**SOURCE RECORDS**

--- begin ---

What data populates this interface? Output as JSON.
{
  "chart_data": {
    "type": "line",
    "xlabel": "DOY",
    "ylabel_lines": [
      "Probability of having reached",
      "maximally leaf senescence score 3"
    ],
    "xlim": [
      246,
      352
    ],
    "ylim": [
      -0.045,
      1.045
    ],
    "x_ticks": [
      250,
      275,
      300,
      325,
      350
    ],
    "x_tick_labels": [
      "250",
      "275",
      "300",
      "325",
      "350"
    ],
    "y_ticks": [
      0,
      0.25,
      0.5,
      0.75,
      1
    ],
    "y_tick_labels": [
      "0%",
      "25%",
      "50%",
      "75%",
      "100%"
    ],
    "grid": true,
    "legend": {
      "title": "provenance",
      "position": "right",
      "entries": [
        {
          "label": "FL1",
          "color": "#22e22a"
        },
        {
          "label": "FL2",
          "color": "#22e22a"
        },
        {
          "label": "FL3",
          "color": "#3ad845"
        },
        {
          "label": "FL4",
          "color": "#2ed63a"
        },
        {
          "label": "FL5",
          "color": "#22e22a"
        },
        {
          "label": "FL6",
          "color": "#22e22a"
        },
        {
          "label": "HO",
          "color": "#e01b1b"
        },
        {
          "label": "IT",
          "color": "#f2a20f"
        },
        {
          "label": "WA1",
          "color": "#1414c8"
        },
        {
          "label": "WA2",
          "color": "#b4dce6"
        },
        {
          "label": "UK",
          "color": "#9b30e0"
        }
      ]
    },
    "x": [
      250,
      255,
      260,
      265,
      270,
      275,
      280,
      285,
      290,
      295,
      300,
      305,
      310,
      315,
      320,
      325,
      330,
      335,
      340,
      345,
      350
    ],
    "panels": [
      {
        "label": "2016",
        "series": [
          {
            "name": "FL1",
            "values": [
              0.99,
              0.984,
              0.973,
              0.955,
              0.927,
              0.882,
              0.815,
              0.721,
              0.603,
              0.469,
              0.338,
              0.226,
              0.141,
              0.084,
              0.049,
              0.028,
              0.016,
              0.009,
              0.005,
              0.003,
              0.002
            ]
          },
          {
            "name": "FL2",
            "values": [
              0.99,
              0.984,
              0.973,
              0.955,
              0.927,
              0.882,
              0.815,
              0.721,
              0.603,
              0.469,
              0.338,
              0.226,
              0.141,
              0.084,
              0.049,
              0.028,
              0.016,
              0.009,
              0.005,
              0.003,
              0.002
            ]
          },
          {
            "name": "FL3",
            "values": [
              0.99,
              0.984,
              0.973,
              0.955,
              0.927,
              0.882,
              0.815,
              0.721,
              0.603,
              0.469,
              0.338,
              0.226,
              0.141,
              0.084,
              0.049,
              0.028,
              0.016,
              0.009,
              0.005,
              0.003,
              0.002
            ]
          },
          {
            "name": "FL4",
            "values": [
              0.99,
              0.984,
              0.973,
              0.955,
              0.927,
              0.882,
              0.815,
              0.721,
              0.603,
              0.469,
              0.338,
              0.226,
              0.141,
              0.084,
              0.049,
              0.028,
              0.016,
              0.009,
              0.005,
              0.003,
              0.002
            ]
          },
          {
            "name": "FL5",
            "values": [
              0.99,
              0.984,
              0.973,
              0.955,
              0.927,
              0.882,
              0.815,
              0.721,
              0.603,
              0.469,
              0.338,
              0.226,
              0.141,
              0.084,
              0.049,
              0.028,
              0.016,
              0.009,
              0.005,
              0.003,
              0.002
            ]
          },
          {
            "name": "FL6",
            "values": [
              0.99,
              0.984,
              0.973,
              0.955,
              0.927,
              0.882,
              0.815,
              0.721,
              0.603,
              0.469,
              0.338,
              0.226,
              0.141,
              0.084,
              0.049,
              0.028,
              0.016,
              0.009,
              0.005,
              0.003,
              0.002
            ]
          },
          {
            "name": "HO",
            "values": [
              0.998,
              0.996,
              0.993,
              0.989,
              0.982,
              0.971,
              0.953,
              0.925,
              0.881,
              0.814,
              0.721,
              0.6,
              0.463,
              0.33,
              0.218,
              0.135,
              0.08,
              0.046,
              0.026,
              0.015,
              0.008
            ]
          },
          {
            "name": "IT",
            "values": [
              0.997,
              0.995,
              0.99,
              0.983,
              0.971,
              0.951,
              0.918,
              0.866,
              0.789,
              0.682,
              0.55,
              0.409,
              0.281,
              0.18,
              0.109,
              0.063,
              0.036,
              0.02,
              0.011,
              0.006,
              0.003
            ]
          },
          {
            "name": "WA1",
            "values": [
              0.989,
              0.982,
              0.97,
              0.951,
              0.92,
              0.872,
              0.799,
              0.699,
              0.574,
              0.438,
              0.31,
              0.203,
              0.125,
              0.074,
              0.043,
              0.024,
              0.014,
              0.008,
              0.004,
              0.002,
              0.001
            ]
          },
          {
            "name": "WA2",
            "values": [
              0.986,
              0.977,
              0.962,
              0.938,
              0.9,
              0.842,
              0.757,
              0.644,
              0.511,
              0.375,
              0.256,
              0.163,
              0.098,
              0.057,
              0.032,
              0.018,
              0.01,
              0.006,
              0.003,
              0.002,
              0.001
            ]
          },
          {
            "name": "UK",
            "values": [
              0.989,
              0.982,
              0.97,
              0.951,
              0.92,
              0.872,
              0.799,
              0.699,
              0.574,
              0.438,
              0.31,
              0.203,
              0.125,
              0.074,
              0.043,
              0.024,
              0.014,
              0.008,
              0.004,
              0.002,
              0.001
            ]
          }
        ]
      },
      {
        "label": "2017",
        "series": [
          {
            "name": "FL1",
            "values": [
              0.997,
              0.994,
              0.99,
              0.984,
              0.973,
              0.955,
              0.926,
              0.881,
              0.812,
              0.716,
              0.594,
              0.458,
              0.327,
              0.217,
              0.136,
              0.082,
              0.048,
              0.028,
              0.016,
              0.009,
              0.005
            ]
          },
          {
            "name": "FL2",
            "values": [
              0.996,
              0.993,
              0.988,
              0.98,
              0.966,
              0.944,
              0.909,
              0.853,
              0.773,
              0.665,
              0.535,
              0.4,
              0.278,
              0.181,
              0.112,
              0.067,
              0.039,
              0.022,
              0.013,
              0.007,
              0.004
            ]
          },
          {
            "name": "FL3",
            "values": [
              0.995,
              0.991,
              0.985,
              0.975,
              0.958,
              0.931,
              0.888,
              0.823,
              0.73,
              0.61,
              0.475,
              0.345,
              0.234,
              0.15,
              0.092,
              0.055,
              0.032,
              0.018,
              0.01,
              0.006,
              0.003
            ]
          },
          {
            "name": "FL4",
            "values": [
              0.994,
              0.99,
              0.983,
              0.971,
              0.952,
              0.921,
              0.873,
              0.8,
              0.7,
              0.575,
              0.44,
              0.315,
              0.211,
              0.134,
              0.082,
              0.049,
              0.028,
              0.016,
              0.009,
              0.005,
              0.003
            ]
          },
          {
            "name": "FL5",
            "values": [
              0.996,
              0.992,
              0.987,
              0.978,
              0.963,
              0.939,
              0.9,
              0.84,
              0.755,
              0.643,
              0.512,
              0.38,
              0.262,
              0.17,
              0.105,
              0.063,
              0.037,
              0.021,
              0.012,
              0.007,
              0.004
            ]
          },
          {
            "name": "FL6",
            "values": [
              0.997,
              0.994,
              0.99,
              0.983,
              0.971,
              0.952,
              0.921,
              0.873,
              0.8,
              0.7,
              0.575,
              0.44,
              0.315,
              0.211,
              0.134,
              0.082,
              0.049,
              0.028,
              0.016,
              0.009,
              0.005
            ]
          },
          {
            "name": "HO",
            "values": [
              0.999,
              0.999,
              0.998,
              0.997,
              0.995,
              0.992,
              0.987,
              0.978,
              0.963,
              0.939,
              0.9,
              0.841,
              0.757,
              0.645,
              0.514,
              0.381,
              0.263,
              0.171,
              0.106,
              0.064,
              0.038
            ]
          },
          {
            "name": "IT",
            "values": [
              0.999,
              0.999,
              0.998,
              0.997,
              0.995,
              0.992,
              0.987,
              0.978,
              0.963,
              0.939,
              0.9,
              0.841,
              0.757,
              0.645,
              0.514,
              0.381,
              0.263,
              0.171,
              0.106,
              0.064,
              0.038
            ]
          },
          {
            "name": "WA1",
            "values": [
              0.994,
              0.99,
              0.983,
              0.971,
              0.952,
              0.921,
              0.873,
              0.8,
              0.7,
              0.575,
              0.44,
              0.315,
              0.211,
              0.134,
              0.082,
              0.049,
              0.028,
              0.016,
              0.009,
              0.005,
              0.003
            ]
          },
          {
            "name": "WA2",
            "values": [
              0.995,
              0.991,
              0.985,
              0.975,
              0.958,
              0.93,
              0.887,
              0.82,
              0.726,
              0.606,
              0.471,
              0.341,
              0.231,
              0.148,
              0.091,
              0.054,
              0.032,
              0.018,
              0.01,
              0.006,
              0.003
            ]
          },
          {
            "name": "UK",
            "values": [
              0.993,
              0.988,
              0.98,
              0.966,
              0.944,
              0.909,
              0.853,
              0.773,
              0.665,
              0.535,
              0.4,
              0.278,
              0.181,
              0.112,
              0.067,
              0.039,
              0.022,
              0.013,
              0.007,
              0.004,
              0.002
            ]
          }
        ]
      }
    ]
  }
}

--- end ---

**BRIEF**
Among the lines of the listing, how many hold the string "color"? Respond with only the number.

**RESULT FOR THIS TASK**
11